= WRITTEN REQUEST =
Return the records exactly as they are.

[Collection entries]
******************************
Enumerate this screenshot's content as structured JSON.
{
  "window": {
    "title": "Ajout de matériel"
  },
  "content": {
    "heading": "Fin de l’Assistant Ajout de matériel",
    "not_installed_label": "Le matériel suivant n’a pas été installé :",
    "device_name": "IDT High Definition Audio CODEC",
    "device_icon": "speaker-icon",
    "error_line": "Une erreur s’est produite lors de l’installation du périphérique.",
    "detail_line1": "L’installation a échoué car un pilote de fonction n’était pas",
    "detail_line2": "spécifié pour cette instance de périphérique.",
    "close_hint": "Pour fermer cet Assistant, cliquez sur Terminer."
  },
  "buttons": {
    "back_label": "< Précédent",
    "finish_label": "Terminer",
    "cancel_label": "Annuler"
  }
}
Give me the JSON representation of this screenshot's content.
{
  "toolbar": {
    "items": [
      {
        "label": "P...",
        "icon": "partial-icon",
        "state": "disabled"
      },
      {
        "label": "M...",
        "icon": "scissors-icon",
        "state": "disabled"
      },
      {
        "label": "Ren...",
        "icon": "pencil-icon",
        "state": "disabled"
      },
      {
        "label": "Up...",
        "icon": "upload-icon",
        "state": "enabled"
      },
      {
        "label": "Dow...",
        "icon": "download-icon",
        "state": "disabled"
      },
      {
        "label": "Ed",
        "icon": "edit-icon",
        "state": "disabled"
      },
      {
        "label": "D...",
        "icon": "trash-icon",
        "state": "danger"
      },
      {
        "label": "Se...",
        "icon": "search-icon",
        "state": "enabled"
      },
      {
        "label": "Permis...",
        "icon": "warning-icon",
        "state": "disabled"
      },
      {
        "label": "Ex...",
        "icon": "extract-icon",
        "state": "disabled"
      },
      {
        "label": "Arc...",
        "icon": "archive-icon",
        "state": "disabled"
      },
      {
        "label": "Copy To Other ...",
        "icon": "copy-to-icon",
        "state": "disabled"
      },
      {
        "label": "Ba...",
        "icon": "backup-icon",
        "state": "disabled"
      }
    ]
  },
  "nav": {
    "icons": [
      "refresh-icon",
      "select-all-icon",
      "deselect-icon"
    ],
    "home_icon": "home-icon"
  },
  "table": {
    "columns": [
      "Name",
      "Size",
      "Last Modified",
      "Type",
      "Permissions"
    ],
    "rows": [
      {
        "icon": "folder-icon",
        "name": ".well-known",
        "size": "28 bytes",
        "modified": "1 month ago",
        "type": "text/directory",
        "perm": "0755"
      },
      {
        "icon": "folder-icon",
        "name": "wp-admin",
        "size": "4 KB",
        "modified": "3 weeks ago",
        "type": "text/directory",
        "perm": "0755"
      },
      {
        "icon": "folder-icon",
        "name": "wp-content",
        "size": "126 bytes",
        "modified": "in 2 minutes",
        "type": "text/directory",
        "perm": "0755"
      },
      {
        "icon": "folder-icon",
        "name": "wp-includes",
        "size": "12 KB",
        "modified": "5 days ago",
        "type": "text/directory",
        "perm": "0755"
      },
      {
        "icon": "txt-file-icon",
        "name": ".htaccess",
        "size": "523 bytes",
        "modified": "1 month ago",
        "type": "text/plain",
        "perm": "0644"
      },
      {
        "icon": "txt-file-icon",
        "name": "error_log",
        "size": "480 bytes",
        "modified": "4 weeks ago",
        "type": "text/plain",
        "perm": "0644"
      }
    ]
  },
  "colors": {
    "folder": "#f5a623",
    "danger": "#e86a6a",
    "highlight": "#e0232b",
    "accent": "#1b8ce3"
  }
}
******************************
= WRITTEN RESPONSE =
Enumerate this screenshot's content as structured JSON.
{
  "window": {
    "title": "Ajout de matériel"
  },
  "content": {
    "heading": "Fin de l’Assistant Ajout de matériel",
    "not_installed_label": "Le matériel suivant n’a pas été installé :",
    "device_name": "IDT High Definition Audio CODEC",
    "device_icon": "speaker-icon",
    "error_line": "Une erreur s’est produite lors de l’installation du périphérique.",
    "detail_line1": "L’installation a échoué car un pilote de fonction n’était pas",
    "detail_line2": "spécifié pour cette instance de périphérique.",
    "close_hint": "Pour fermer cet Assistant, cliquez sur Terminer."
  },
  "buttons": {
    "back_label": "< Précédent",
    "finish_label": "Terminer",
    "cancel_label": "Annuler"
  }
}
Give me the JSON representation of this screenshot's content.
{
  "toolbar": {
    "items": [
      {
        "label": "P...",
        "icon": "partial-icon",
        "state": "disabled"
      },
      {
        "label": "M...",
        "icon": "scissors-icon",
        "state": "disabled"
      },
      {
        "label": "Ren...",
        "icon": "pencil-icon",
        "state": "disabled"
      },
      {
        "label": "Up...",
        "icon": "upload-icon",
        "state": "enabled"
      },
      {
        "label": "Dow...",
        "icon": "download-icon",
        "state": "disabled"
      },
      {
        "label": "Ed",
        "icon": "edit-icon",
        "state": "disabled"
      },
      {
        "label": "D...",
        "icon": "trash-icon",
        "state": "danger"
      },
      {
        "label": "Se...",
        "icon": "search-icon",
        "state": "enabled"
      },
      {
        "label": "Permis...",
        "icon": "warning-icon",
        "state": "disabled"
      },
      {
        "label": "Ex...",
        "icon": "extract-icon",
        "state": "disabled"
      },
      {
        "label": "Arc...",
        "icon": "archive-icon",
        "state": "disabled"
      },
      {
        "label": "Copy To Other ...",
        "icon": "copy-to-icon",
        "state": "disabled"
      },
      {
        "label": "Ba...",
        "icon": "backup-icon",
        "state": "disabled"
      }
    ]
  },
  "nav": {
    "icons": [
      "refresh-icon",
      "select-all-icon",
      "deselect-icon"
    ],
    "home_icon": "home-icon"
  },
  "table": {
    "columns": [
      "Name",
      "Size",
      "Last Modified",
      "Type",
      "Permissions"
    ],
    "rows": [
      {
        "icon": "folder-icon",
        "name": ".well-known",
        "size": "28 bytes",
        "modified": "1 month ago",
        "type": "text/directory",
        "perm": "0755"
      },
      {
        "icon": "folder-icon",
        "name": "wp-admin",
        "size": "4 KB",
        "modified": "3 weeks ago",
        "type": "text/directory",
        "perm": "0755"
      },
      {
        "icon": "folder-icon",
        "name": "wp-content",
        "size": "126 bytes",
        "modified": "in 2 minutes",
        "type": "text/directory",
        "perm": "0755"
      },
      {
        "icon": "folder-icon",
        "name": "wp-includes",
        "size": "12 KB",
        "modified": "5 days ago",
        "type": "text/directory",
        "perm": "0755"
      },
      {
        "icon": "txt-file-icon",
        "name": ".htaccess",
        "size": "523 bytes",
        "modified": "1 month ago",
        "type": "text/plain",
        "perm": "0644"
      },
      {
        "icon": "txt-file-icon",
        "name": "error_log",
        "size": "480 bytes",
        "modified": "4 weeks ago",
        "type": "text/plain",
        "perm": "0644"
      }
    ]
  },
  "colors": {
    "folder": "#f5a623",
    "danger": "#e86a6a",
    "highlight": "#e0232b",
    "accent": "#1b8ce3"
  }
}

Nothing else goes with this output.